(Goal 1):
Check each statement against the report below on the new Gastown restaurant, and answer yes or no, quoting the words that settle it. (a) The restaurant is going into the old Irish Heather spot at 217 Carrall. (b) Demolition at the site has not started yet. (c) The designer plans to use blood splattering as a motif.
(Goal 2):
Pick up the report below on the new Gastown restaurant L'Abattoir after its final sentence and write what comes next.

# Start of Selected excerpt

New Restaurant “L’Abattoir” To Open In Gastown This Summer…

April 9, 2010.

A new Gastown restaurant is under construction in the original Irish Heather location at 217 Carrall. Demolition began yesterday. It’s called L’Abattoir, a name chosen to speak to the space’s proximity to Blood Alley (‘slaughterhouse’ in French is so much sexier).

Such a moniker might weird some people out, but if Judas Goat can pull off a name that sounds like a Norwegian death metal band’s sophomore album, L’Abattoir’s a total go. I’ve been assured that there will be no carcasses hanging from the ceiling, and blood splattering is not a motif currently being entertained by the designer.

# End of Selected excerpt
# Start of Entries supplied

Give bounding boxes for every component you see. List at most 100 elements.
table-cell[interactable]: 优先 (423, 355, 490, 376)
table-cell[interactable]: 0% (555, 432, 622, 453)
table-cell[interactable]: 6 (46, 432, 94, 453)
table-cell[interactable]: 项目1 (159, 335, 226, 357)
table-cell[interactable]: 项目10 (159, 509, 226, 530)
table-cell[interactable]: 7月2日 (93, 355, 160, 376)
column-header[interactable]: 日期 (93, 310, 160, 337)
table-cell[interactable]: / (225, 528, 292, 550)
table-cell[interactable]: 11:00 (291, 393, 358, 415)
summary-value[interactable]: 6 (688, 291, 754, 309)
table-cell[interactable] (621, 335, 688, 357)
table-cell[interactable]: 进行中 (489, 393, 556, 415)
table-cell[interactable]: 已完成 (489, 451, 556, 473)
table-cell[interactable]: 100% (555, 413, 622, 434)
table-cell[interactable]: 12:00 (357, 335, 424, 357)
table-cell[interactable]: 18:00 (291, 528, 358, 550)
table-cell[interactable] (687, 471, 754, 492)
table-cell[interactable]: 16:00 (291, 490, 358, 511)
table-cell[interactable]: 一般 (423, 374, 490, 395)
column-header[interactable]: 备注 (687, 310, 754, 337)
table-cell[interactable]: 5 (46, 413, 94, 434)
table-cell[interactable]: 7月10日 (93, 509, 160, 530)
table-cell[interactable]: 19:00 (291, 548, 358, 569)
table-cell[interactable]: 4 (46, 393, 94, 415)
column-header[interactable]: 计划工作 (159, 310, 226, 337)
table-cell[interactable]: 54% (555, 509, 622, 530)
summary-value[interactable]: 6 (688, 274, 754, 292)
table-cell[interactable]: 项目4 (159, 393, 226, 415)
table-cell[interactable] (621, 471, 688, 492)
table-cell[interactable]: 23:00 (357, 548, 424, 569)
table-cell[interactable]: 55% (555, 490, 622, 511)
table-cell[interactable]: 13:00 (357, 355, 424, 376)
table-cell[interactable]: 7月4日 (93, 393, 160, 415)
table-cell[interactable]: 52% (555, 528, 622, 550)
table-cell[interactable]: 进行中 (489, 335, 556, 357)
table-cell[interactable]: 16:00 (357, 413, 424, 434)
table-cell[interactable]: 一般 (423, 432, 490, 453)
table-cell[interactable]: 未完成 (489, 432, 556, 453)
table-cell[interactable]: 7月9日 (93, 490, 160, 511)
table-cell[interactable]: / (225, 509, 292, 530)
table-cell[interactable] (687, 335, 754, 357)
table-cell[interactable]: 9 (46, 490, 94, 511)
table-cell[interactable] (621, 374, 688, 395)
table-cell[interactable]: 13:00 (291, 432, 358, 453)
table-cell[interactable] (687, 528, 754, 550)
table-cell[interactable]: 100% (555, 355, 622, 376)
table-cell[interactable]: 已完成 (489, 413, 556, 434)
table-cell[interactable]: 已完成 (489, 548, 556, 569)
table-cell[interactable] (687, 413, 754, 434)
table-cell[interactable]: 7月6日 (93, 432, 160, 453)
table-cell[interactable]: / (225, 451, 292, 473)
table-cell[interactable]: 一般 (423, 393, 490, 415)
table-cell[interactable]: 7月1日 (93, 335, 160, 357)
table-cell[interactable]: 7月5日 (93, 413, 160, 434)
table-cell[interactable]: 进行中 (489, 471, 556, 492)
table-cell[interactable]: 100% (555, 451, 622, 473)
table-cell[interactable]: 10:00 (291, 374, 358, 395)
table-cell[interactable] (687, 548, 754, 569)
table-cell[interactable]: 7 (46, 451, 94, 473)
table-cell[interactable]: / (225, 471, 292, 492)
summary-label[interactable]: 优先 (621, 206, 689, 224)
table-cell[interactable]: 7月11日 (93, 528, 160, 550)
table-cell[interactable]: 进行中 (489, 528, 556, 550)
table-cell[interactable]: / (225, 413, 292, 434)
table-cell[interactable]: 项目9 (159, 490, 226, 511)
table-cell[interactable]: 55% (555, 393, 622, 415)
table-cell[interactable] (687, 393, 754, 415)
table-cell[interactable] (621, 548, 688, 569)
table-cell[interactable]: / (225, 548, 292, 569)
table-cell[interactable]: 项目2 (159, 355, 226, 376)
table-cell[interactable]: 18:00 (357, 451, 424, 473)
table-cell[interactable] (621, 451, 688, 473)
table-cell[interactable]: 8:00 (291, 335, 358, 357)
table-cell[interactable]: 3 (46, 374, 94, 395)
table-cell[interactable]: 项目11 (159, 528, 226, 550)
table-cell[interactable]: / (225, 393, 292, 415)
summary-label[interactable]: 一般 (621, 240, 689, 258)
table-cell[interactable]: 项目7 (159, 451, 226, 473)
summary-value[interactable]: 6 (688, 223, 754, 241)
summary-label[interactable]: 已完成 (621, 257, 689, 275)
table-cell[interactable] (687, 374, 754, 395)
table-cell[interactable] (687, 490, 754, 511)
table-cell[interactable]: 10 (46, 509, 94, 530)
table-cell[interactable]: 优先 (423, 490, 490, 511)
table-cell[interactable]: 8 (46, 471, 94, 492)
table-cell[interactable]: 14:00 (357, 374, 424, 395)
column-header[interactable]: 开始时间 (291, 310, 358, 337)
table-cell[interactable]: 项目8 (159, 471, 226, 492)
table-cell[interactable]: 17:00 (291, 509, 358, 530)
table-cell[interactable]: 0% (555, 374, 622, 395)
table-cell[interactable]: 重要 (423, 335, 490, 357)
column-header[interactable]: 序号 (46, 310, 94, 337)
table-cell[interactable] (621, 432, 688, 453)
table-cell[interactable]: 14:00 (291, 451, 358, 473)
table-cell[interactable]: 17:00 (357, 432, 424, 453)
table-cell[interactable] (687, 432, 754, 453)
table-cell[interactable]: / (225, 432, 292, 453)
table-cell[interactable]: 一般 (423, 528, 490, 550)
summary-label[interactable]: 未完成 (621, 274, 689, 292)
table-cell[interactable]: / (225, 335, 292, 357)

# End of Entries supplied

(Written reply 1):
(a) Yes: "in the original Irish Heather location at 217 Carrall"
(b) No: "Demolition began yesterday."
(c) No: "blood splattering is not a motif currently being entertained by the designer"

(Written reply 2):
The front of house will be the realm of co-owner Paul Grunberg, former GM at Chambar and Market (most recently he’s been moonlighting at Bao Bei), and the back of house is in the hands of co-owner/chef Lee Cooper. Applying his business acumen to the project is Nin Rai. He went to Malaspina with Cooper, and owns Truffles Fine Foods with chef David Lee. A young, hungry group.

Grunberg is a known entity to me (and you, if you get out much). I’ve seen what he’s done, loved where he’s done it at, and recognise him as one of the city’s top drawer managers. Though this may be his first swing of the independence bat, I don’t doubt his abilities one bit, especially since he’s personally invested.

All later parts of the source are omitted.